Aim: Answer with a single number: the count of lines that include the string "this".

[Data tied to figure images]
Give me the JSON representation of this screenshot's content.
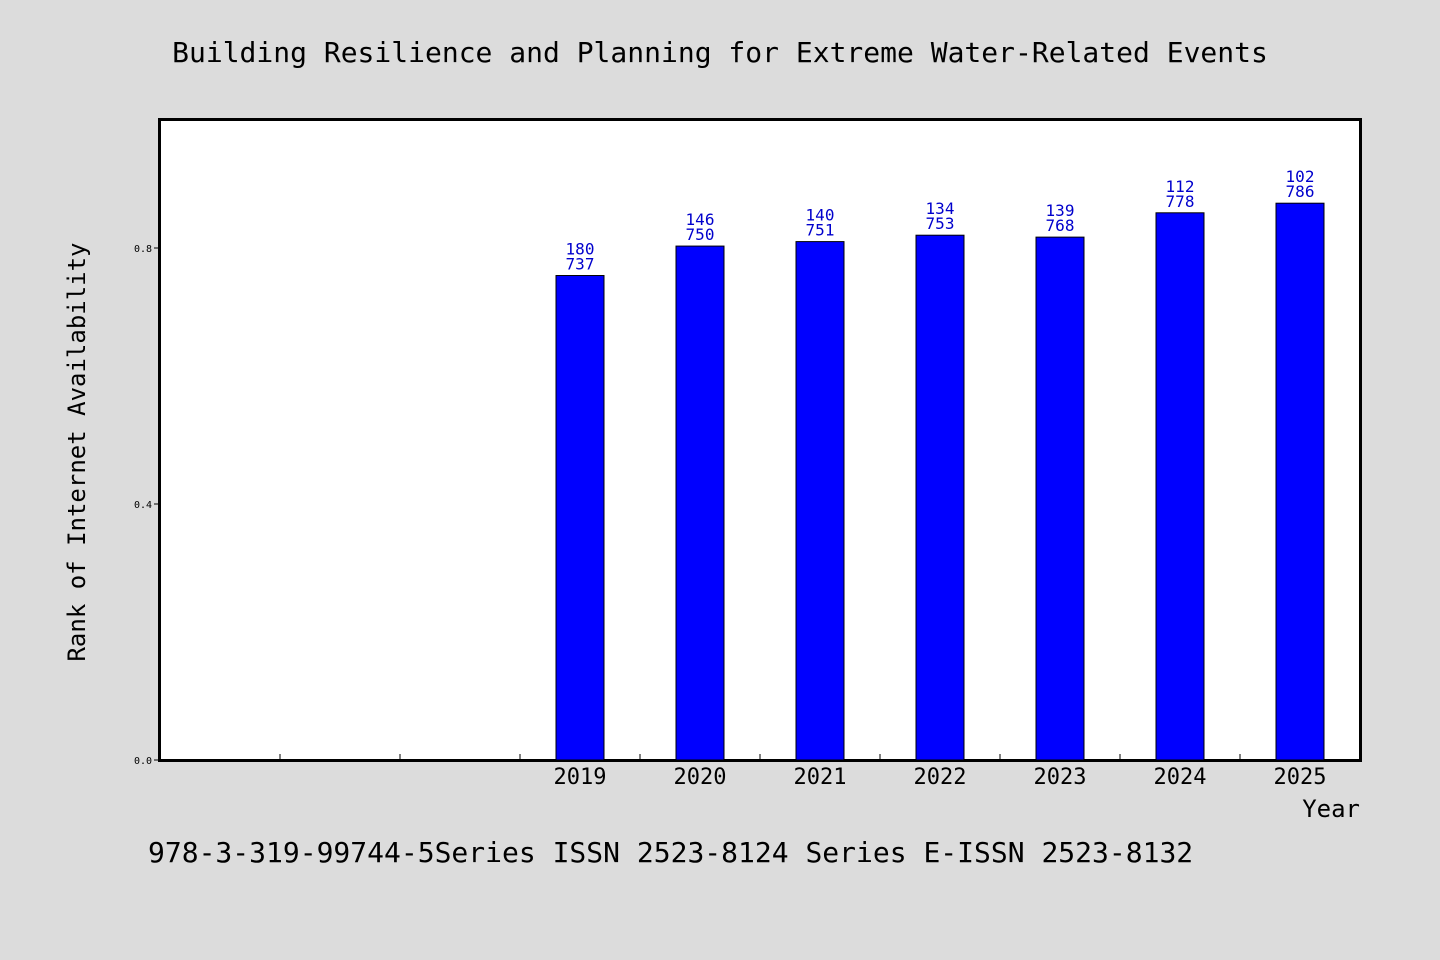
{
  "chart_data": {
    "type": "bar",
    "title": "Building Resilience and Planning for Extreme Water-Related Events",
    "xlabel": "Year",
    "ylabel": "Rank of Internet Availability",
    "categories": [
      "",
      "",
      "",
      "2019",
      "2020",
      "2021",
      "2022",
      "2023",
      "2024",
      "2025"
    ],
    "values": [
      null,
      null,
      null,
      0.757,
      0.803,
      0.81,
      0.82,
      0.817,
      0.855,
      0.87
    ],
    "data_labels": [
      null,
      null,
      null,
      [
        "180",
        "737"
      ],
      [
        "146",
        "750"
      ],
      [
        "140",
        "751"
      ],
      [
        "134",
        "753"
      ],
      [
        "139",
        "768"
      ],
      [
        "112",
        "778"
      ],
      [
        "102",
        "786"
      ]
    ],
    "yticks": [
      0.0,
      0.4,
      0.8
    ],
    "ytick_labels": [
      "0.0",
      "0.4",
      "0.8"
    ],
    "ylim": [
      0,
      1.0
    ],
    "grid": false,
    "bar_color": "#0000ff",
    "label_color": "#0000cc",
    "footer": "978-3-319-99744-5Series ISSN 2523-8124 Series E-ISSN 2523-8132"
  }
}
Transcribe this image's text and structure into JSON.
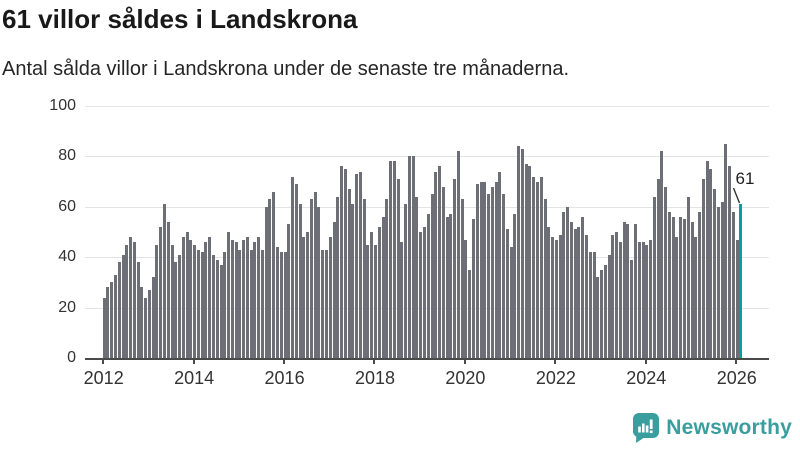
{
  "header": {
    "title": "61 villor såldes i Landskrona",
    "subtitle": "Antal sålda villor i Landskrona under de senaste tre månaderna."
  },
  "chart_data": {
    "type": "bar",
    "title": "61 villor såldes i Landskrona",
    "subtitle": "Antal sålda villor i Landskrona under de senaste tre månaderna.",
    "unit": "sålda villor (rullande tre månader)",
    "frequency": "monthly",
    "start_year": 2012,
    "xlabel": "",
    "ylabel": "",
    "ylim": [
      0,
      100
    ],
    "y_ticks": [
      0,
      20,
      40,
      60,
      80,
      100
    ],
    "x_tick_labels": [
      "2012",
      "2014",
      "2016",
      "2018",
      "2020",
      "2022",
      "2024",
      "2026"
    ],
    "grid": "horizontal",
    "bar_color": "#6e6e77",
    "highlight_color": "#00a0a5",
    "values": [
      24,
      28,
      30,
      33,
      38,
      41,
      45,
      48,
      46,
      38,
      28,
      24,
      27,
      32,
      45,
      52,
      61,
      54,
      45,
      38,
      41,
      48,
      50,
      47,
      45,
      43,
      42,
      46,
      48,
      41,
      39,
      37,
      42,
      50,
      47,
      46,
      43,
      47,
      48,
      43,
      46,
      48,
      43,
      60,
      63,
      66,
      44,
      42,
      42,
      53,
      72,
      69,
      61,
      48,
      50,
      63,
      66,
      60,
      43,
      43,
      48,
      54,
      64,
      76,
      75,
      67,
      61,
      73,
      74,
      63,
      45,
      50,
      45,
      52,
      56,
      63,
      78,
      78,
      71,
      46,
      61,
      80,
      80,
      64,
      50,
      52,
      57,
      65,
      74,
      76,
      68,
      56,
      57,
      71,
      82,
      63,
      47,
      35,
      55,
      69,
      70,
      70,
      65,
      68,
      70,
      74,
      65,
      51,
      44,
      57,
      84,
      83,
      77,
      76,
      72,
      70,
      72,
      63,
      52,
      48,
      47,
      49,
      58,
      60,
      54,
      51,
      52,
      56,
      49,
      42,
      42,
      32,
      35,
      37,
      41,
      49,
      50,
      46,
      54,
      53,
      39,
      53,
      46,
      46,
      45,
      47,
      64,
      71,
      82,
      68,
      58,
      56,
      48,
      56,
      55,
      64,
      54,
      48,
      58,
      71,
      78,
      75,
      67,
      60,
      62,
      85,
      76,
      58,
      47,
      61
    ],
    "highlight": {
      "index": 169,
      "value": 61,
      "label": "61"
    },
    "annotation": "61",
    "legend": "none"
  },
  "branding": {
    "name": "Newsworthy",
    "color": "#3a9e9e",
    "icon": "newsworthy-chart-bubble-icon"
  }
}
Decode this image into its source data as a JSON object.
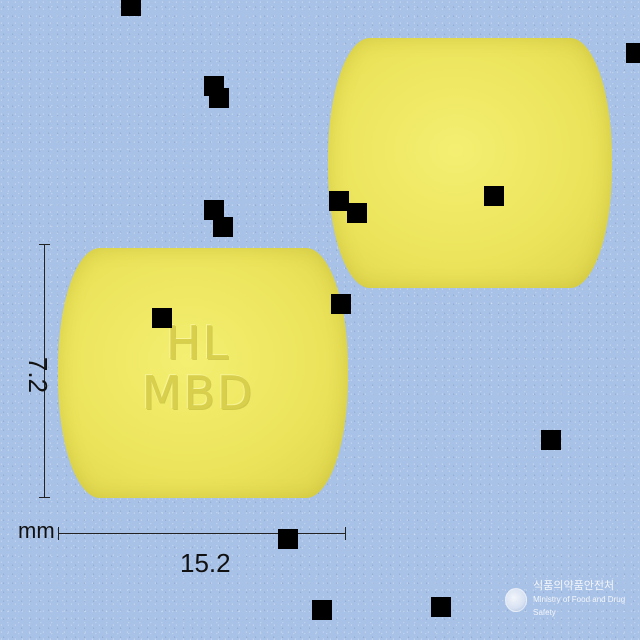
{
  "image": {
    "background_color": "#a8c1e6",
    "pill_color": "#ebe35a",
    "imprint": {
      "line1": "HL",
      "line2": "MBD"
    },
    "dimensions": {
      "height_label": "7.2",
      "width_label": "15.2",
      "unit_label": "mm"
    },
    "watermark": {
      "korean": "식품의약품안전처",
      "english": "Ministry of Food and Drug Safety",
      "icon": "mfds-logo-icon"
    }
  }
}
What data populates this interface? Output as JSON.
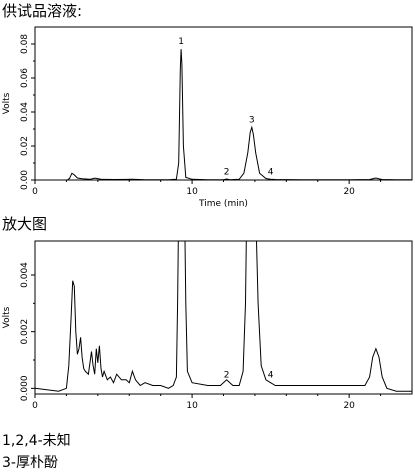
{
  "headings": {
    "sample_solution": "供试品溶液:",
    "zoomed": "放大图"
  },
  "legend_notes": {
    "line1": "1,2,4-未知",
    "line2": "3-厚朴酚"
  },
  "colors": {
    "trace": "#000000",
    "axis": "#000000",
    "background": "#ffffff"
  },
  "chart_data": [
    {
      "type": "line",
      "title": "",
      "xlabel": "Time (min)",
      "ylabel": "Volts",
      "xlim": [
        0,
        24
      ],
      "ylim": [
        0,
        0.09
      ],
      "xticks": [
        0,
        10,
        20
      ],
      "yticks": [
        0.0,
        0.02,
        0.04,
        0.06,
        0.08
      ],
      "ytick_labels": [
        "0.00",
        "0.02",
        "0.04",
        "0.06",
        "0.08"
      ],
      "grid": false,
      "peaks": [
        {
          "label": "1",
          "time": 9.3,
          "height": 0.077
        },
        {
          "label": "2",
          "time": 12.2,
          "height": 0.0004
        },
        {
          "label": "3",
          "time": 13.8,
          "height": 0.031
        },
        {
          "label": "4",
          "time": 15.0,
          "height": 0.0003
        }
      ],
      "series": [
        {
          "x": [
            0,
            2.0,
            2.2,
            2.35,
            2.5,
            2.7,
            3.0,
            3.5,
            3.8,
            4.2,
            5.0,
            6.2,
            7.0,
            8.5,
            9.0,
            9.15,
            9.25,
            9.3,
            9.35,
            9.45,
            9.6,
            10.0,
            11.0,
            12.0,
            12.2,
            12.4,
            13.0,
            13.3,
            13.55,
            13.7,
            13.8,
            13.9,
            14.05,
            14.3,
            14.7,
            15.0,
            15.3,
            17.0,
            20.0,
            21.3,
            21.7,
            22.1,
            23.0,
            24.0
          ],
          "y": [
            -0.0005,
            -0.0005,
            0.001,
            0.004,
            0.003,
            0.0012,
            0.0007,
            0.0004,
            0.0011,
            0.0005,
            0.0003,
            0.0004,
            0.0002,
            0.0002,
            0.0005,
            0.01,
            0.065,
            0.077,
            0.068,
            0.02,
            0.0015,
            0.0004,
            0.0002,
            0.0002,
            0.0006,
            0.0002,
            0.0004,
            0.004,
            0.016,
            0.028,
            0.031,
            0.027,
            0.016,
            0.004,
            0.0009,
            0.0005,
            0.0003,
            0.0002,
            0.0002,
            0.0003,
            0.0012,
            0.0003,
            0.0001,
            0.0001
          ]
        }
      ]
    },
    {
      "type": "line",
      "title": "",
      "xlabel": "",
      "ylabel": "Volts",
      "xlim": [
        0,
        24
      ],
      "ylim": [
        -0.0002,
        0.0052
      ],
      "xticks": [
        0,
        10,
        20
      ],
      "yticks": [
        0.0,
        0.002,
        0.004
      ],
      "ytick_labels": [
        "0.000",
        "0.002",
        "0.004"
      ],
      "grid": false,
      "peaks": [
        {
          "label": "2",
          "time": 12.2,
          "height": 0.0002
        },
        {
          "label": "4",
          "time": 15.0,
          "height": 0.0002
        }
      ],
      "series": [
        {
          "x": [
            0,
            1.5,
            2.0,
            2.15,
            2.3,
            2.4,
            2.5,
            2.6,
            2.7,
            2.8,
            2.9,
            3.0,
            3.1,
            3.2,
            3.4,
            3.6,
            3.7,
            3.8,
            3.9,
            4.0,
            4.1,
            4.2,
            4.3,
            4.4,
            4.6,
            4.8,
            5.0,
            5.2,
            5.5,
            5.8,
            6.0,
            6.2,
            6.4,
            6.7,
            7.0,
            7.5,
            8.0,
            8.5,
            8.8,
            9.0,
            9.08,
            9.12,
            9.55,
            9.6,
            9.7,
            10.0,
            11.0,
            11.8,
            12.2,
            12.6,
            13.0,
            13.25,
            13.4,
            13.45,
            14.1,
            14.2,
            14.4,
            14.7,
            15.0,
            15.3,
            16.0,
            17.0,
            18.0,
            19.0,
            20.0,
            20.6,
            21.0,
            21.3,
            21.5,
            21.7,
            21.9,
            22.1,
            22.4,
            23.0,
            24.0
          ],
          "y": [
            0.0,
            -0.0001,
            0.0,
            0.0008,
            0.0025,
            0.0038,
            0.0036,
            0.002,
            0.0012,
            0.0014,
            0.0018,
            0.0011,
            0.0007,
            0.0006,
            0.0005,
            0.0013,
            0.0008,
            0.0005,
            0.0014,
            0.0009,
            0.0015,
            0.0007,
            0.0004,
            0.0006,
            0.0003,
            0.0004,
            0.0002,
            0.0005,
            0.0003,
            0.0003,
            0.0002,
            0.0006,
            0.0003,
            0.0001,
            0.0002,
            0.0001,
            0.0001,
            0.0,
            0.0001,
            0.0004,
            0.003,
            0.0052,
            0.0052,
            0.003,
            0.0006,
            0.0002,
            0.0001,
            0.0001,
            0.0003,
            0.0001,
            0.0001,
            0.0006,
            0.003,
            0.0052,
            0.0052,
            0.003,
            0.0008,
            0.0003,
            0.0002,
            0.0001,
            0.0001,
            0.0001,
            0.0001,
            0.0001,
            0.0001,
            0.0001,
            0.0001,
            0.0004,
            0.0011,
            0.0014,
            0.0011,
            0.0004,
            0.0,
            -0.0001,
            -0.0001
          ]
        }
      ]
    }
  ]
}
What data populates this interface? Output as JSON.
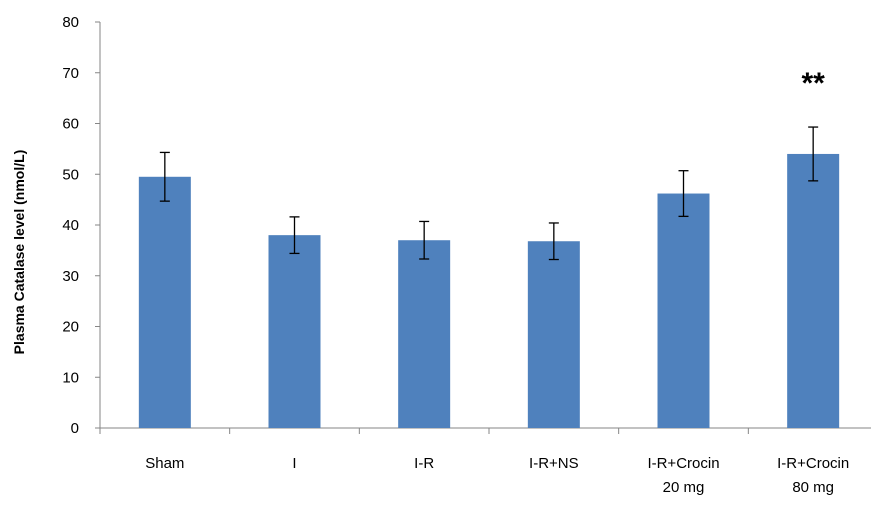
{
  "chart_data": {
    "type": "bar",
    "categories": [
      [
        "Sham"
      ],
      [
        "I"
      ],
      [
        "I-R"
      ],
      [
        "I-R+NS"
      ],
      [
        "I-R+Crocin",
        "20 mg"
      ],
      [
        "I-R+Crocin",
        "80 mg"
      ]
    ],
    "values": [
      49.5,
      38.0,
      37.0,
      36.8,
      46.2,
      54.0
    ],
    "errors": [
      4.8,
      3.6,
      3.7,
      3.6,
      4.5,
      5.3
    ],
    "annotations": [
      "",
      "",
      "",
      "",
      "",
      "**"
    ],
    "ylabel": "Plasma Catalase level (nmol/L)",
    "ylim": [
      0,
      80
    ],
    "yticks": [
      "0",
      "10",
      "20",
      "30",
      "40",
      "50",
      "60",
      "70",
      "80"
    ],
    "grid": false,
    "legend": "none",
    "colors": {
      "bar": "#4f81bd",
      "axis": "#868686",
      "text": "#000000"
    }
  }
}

Result below: 5